---------- MATERIAL SUPPLIED

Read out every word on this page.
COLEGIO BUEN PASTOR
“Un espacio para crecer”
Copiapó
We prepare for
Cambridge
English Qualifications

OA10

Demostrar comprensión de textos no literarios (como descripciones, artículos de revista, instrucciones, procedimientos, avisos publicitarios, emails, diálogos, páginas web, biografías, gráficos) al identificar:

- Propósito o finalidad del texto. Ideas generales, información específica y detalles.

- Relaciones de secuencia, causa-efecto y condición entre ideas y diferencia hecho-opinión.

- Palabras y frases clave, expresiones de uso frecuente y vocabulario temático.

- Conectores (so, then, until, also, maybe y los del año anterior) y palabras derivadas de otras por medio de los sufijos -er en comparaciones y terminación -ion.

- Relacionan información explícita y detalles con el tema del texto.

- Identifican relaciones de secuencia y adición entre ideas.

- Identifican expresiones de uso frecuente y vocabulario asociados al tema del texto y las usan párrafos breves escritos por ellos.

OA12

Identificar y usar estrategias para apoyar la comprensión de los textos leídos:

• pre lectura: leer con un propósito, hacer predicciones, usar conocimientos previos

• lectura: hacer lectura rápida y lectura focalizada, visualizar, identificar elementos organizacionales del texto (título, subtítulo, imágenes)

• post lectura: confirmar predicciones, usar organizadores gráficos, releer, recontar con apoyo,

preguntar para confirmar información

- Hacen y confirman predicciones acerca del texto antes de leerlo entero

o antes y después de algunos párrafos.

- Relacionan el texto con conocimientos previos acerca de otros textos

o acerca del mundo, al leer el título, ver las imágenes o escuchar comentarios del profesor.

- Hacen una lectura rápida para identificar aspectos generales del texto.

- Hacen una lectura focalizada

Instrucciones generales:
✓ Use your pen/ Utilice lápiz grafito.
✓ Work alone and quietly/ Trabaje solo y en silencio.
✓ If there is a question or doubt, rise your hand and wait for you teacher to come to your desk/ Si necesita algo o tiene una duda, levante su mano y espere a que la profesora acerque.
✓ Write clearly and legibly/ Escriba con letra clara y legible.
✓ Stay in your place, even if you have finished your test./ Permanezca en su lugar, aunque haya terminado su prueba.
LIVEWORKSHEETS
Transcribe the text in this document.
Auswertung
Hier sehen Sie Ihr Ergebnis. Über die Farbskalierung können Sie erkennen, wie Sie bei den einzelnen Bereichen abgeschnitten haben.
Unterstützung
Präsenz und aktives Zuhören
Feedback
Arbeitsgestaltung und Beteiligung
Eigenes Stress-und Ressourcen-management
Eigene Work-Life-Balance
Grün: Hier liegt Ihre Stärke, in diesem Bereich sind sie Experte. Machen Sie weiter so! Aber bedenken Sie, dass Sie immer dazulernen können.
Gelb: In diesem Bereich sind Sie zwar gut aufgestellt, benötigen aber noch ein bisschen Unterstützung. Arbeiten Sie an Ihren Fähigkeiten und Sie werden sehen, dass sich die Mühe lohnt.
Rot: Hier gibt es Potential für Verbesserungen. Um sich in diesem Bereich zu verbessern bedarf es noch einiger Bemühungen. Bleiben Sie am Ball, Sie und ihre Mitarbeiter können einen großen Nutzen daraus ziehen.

--------------------

- _TASK_
State the number of lines above that include the word "können", and write nothing besides that number.

- _THE COMPLETED TASK_
3